→ WHAT YOU NEED TO DO
Skip all pictures, then print the remaining material exactly.

(Figure dataset records)
*-*-*
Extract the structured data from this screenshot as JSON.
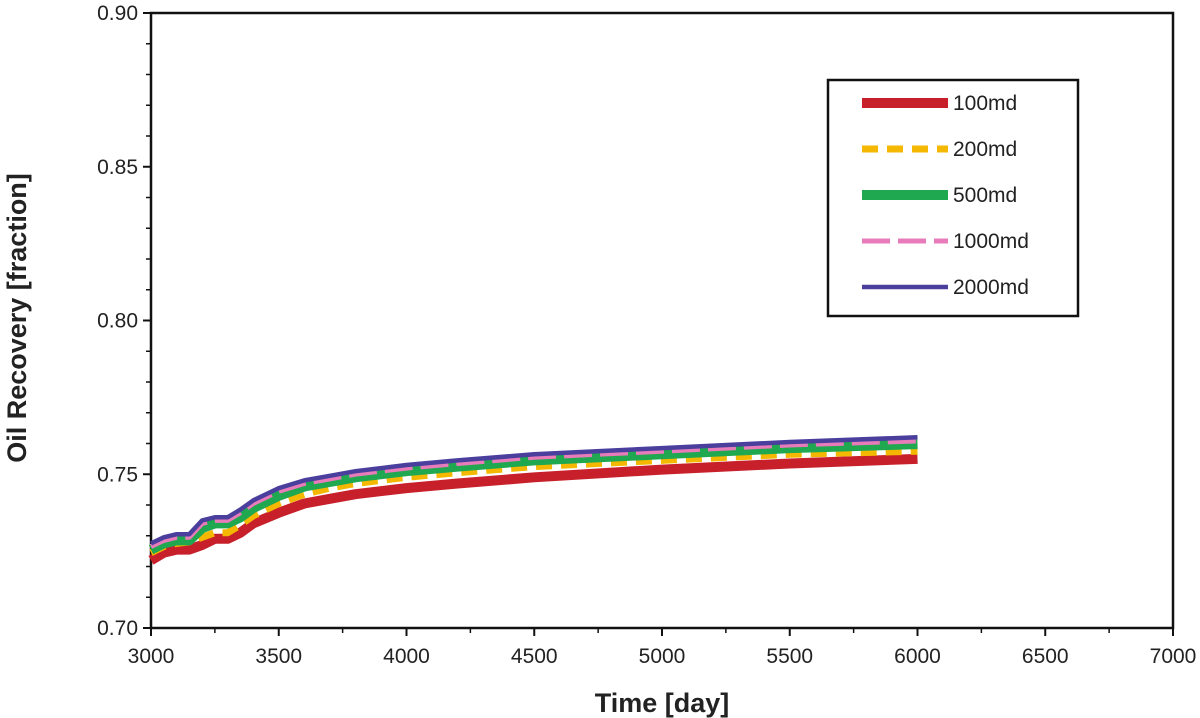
{
  "chart_data": {
    "type": "line",
    "title": "",
    "xlabel": "Time [day]",
    "ylabel": "Oil Recovery [fraction]",
    "xlim": [
      3000,
      7000
    ],
    "ylim": [
      0.7,
      0.9
    ],
    "xticks": [
      3000,
      3500,
      4000,
      4500,
      5000,
      5500,
      6000,
      6500,
      7000
    ],
    "yticks": [
      0.7,
      0.75,
      0.8,
      0.85,
      0.9
    ],
    "ytick_labels": [
      "0.70",
      "0.75",
      "0.80",
      "0.85",
      "0.90"
    ],
    "grid": false,
    "legend_position": "top-right",
    "x": [
      3000,
      3050,
      3100,
      3150,
      3200,
      3250,
      3300,
      3350,
      3400,
      3500,
      3600,
      3700,
      3800,
      4000,
      4200,
      4500,
      5000,
      5500,
      6000
    ],
    "series": [
      {
        "name": "100md",
        "color": "#c8202a",
        "style": "solid-thick",
        "values": [
          0.722,
          0.7245,
          0.7255,
          0.7255,
          0.727,
          0.729,
          0.729,
          0.731,
          0.734,
          0.7375,
          0.7405,
          0.742,
          0.7435,
          0.7455,
          0.747,
          0.749,
          0.7515,
          0.7535,
          0.755
        ]
      },
      {
        "name": "200md",
        "color": "#f5b800",
        "style": "dashed",
        "values": [
          0.7245,
          0.7265,
          0.7275,
          0.728,
          0.7295,
          0.731,
          0.731,
          0.7335,
          0.7365,
          0.7405,
          0.7435,
          0.7455,
          0.747,
          0.749,
          0.7505,
          0.7525,
          0.7545,
          0.7565,
          0.7575
        ]
      },
      {
        "name": "500md",
        "color": "#1fa84f",
        "style": "solid-thick",
        "values": [
          0.7255,
          0.7275,
          0.7285,
          0.7285,
          0.7325,
          0.734,
          0.734,
          0.736,
          0.739,
          0.743,
          0.746,
          0.7475,
          0.749,
          0.751,
          0.7525,
          0.7545,
          0.7565,
          0.7585,
          0.7598
        ]
      },
      {
        "name": "1000md",
        "color": "#e87bb9",
        "style": "dashed-long",
        "values": [
          0.7265,
          0.7285,
          0.7295,
          0.7295,
          0.734,
          0.735,
          0.735,
          0.7375,
          0.7405,
          0.7445,
          0.747,
          0.7485,
          0.75,
          0.752,
          0.7535,
          0.7555,
          0.7575,
          0.7595,
          0.7608
        ]
      },
      {
        "name": "2000md",
        "color": "#4b3f9e",
        "style": "solid-thin",
        "values": [
          0.7275,
          0.7295,
          0.7305,
          0.7305,
          0.735,
          0.736,
          0.736,
          0.7385,
          0.7415,
          0.7455,
          0.748,
          0.7495,
          0.751,
          0.753,
          0.7545,
          0.7565,
          0.7585,
          0.7605,
          0.762
        ]
      }
    ]
  }
}
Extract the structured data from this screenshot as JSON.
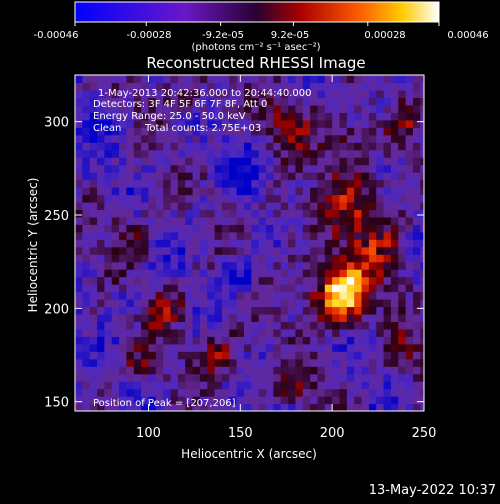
{
  "colorbar": {
    "tick_labels": [
      "-0.00046",
      "-0.00028",
      "-9.2e-05",
      "9.2e-05",
      "0.00028",
      "0.00046"
    ],
    "tick_values": [
      -0.00046,
      -0.00028,
      -9.2e-05,
      9.2e-05,
      0.00028,
      0.00046
    ],
    "range": [
      -0.00046,
      0.00046
    ],
    "unit_label": "(photons cm⁻² s⁻¹ asec⁻²)"
  },
  "annotations": {
    "time_range": "1-May-2013 20:42:36.000 to 20:44:40.000",
    "detectors": "Detectors: 3F 4F 5F 6F 7F 8F, Att 0",
    "energy_range": "Energy Range: 25.0 - 50.0 keV",
    "method": "Clean",
    "total_counts": "Total counts: 2.75E+03",
    "peak_position": "Position of Peak = [207,206]"
  },
  "footer": {
    "timestamp": "13-May-2022 10:37"
  },
  "chart_data": {
    "type": "heatmap",
    "title": "Reconstructed RHESSI Image",
    "xlabel": "Heliocentric X (arcsec)",
    "ylabel": "Heliocentric Y (arcsec)",
    "xlim": [
      60,
      250
    ],
    "ylim": [
      145,
      325
    ],
    "x_ticks": [
      100,
      150,
      200,
      250
    ],
    "y_ticks": [
      150,
      200,
      250,
      300
    ],
    "grid": false,
    "colormap": "blue-purple-red-yellow-white",
    "peak": [
      207,
      206
    ],
    "value_range": [
      -0.00046,
      0.00046
    ]
  }
}
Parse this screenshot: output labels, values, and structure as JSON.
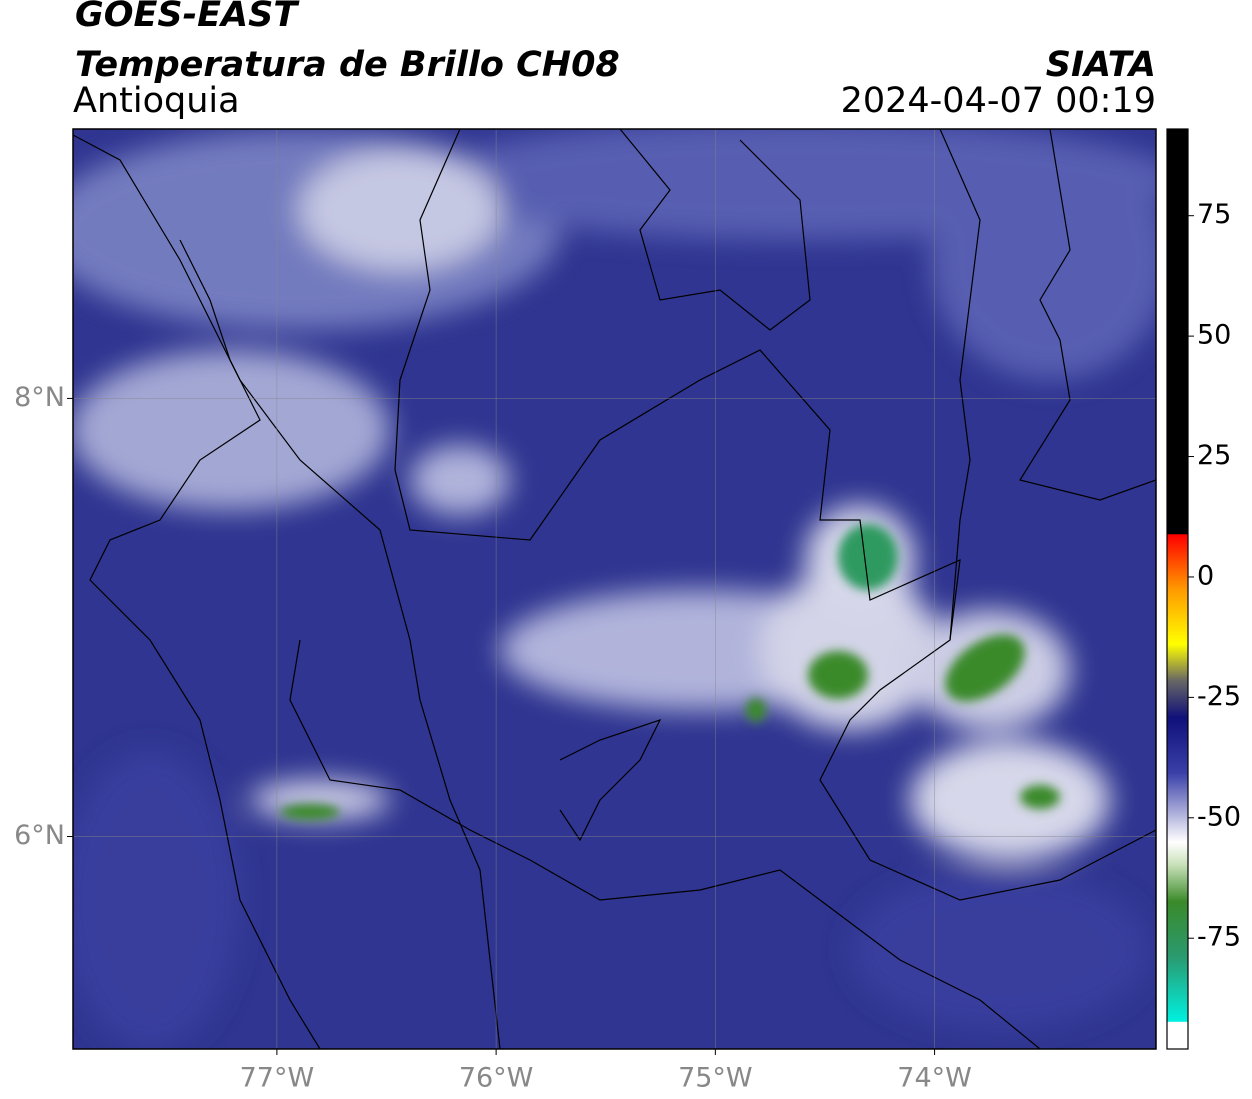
{
  "chart_data": {
    "type": "map",
    "title": "GOES-EAST",
    "subtitle": "Temperatura de Brillo CH08",
    "region": "Antioquia",
    "source": "SIATA",
    "timestamp": "2024-04-07 00:19",
    "xlim": [
      -77.93,
      -72.99
    ],
    "ylim": [
      5.03,
      9.23
    ],
    "xticks": [
      {
        "value": -77,
        "label": "77°W"
      },
      {
        "value": -76,
        "label": "76°W"
      },
      {
        "value": -75,
        "label": "75°W"
      },
      {
        "value": -74,
        "label": "74°W"
      }
    ],
    "yticks": [
      {
        "value": 6,
        "label": "6°N"
      },
      {
        "value": 8,
        "label": "8°N"
      }
    ],
    "grid": true,
    "colorbar": {
      "lim": [
        -98,
        93
      ],
      "ticks": [
        -75,
        -50,
        -25,
        0,
        25,
        50,
        75
      ]
    }
  }
}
*-*-*
→ ANSWER TO THE TASK
Extract the structured data from this screenshot as JSON.
{
  "chart_data": {
    "type": "line",
    "title": "",
    "xlabel": "Time [day]",
    "ylabel": "Oil Recovery [fraction]",
    "xlim": [
      3000,
      7000
    ],
    "ylim": [
      0.7,
      0.9
    ],
    "xticks": [
      3000,
      3500,
      4000,
      4500,
      5000,
      5500,
      6000,
      6500,
      7000
    ],
    "yticks": [
      0.7,
      0.75,
      0.8,
      0.85,
      0.9
    ],
    "ytick_labels": [
      "0.70",
      "0.75",
      "0.80",
      "0.85",
      "0.90"
    ],
    "grid": false,
    "legend_position": "top-right",
    "x": [
      3000,
      3050,
      3100,
      3150,
      3200,
      3250,
      3300,
      3350,
      3400,
      3500,
      3600,
      3700,
      3800,
      4000,
      4200,
      4500,
      5000,
      5500,
      6000
    ],
    "series": [
      {
        "name": "100md",
        "color": "#c8202a",
        "style": "solid-thick",
        "values": [
          0.722,
          0.7245,
          0.7255,
          0.7255,
          0.727,
          0.729,
          0.729,
          0.731,
          0.734,
          0.7375,
          0.7405,
          0.742,
          0.7435,
          0.7455,
          0.747,
          0.749,
          0.7515,
          0.7535,
          0.755
        ]
      },
      {
        "name": "200md",
        "color": "#f5b800",
        "style": "dashed",
        "values": [
          0.7245,
          0.7265,
          0.7275,
          0.728,
          0.7295,
          0.731,
          0.731,
          0.7335,
          0.7365,
          0.7405,
          0.7435,
          0.7455,
          0.747,
          0.749,
          0.7505,
          0.7525,
          0.7545,
          0.7565,
          0.7575
        ]
      },
      {
        "name": "500md",
        "color": "#1fa84f",
        "style": "solid-thick",
        "values": [
          0.7255,
          0.7275,
          0.7285,
          0.7285,
          0.7325,
          0.734,
          0.734,
          0.736,
          0.739,
          0.743,
          0.746,
          0.7475,
          0.749,
          0.751,
          0.7525,
          0.7545,
          0.7565,
          0.7585,
          0.7598
        ]
      },
      {
        "name": "1000md",
        "color": "#e87bb9",
        "style": "dashed-long",
        "values": [
          0.7265,
          0.7285,
          0.7295,
          0.7295,
          0.734,
          0.735,
          0.735,
          0.7375,
          0.7405,
          0.7445,
          0.747,
          0.7485,
          0.75,
          0.752,
          0.7535,
          0.7555,
          0.7575,
          0.7595,
          0.7608
        ]
      },
      {
        "name": "2000md",
        "color": "#4b3f9e",
        "style": "solid-thin",
        "values": [
          0.7275,
          0.7295,
          0.7305,
          0.7305,
          0.735,
          0.736,
          0.736,
          0.7385,
          0.7415,
          0.7455,
          0.748,
          0.7495,
          0.751,
          0.753,
          0.7545,
          0.7565,
          0.7585,
          0.7605,
          0.762
        ]
      }
    ]
  }
}
Extract the structured data from this screenshot as JSON.
{
  "colorbar": {
    "tick_labels": [
      "-0.00046",
      "-0.00028",
      "-9.2e-05",
      "9.2e-05",
      "0.00028",
      "0.00046"
    ],
    "tick_values": [
      -0.00046,
      -0.00028,
      -9.2e-05,
      9.2e-05,
      0.00028,
      0.00046
    ],
    "range": [
      -0.00046,
      0.00046
    ],
    "unit_label": "(photons cm⁻² s⁻¹ asec⁻²)"
  },
  "annotations": {
    "time_range": "1-May-2013 20:42:36.000 to 20:44:40.000",
    "detectors": "Detectors: 3F 4F 5F 6F 7F 8F, Att 0",
    "energy_range": "Energy Range: 25.0 - 50.0 keV",
    "method": "Clean",
    "total_counts": "Total counts: 2.75E+03",
    "peak_position": "Position of Peak = [207,206]"
  },
  "footer": {
    "timestamp": "13-May-2022 10:37"
  },
  "chart_data": {
    "type": "heatmap",
    "title": "Reconstructed RHESSI Image",
    "xlabel": "Heliocentric X (arcsec)",
    "ylabel": "Heliocentric Y (arcsec)",
    "xlim": [
      60,
      250
    ],
    "ylim": [
      145,
      325
    ],
    "x_ticks": [
      100,
      150,
      200,
      250
    ],
    "y_ticks": [
      150,
      200,
      250,
      300
    ],
    "grid": false,
    "colormap": "blue-purple-red-yellow-white",
    "peak": [
      207,
      206
    ],
    "value_range": [
      -0.00046,
      0.00046
    ]
  }
}
Parse this screenshot: output labels, values, and structure as JSON.
{
  "chart_data": {
    "type": "map",
    "title": "GOES-EAST",
    "subtitle": "Temperatura de Brillo CH08",
    "region": "Antioquia",
    "source": "SIATA",
    "timestamp": "2024-04-07 00:19",
    "xlim": [
      -77.93,
      -72.99
    ],
    "ylim": [
      5.03,
      9.23
    ],
    "xticks": [
      {
        "value": -77,
        "label": "77°W"
      },
      {
        "value": -76,
        "label": "76°W"
      },
      {
        "value": -75,
        "label": "75°W"
      },
      {
        "value": -74,
        "label": "74°W"
      }
    ],
    "yticks": [
      {
        "value": 6,
        "label": "6°N"
      },
      {
        "value": 8,
        "label": "8°N"
      }
    ],
    "grid": true,
    "colorbar": {
      "lim": [
        -98,
        93
      ],
      "ticks": [
        -75,
        -50,
        -25,
        0,
        25,
        50,
        75
      ]
    }
  }
}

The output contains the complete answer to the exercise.